Count every line that holds the string "Fluid", and report the number alone.

*****

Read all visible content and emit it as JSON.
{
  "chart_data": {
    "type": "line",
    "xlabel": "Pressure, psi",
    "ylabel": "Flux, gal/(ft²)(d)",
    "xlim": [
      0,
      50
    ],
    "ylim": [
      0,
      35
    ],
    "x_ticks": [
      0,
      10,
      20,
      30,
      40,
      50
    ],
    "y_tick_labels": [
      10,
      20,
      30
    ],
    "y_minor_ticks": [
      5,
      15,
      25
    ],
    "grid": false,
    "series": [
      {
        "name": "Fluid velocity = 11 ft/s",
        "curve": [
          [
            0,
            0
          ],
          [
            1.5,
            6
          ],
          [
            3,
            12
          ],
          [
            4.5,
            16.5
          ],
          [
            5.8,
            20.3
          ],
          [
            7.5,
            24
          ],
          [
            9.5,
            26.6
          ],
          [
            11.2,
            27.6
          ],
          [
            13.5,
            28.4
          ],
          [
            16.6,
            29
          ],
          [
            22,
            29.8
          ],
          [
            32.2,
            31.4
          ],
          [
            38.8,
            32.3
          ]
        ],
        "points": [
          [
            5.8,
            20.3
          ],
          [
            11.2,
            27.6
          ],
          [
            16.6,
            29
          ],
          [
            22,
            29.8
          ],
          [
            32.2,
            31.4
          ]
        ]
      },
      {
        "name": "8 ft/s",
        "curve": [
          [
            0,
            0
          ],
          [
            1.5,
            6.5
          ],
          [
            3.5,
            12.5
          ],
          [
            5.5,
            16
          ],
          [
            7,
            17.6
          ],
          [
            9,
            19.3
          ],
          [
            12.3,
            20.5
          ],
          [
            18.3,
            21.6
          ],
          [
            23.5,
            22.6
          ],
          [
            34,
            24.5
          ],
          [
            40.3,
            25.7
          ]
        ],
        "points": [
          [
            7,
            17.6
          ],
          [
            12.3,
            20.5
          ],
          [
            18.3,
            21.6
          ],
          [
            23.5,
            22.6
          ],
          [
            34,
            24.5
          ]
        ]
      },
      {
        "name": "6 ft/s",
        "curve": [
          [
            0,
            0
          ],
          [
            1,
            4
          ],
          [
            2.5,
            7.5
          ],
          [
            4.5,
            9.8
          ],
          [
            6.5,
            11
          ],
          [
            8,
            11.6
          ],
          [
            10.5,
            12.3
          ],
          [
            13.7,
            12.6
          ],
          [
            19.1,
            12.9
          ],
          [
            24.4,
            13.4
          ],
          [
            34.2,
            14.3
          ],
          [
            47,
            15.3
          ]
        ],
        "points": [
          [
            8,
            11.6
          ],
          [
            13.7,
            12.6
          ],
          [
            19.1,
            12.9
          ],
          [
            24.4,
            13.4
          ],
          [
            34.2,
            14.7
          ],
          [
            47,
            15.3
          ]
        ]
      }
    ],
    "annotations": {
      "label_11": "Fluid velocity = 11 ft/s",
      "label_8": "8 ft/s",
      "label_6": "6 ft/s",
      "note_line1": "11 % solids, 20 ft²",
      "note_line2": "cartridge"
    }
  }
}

*****

__CORRECT RESPONSE__. 2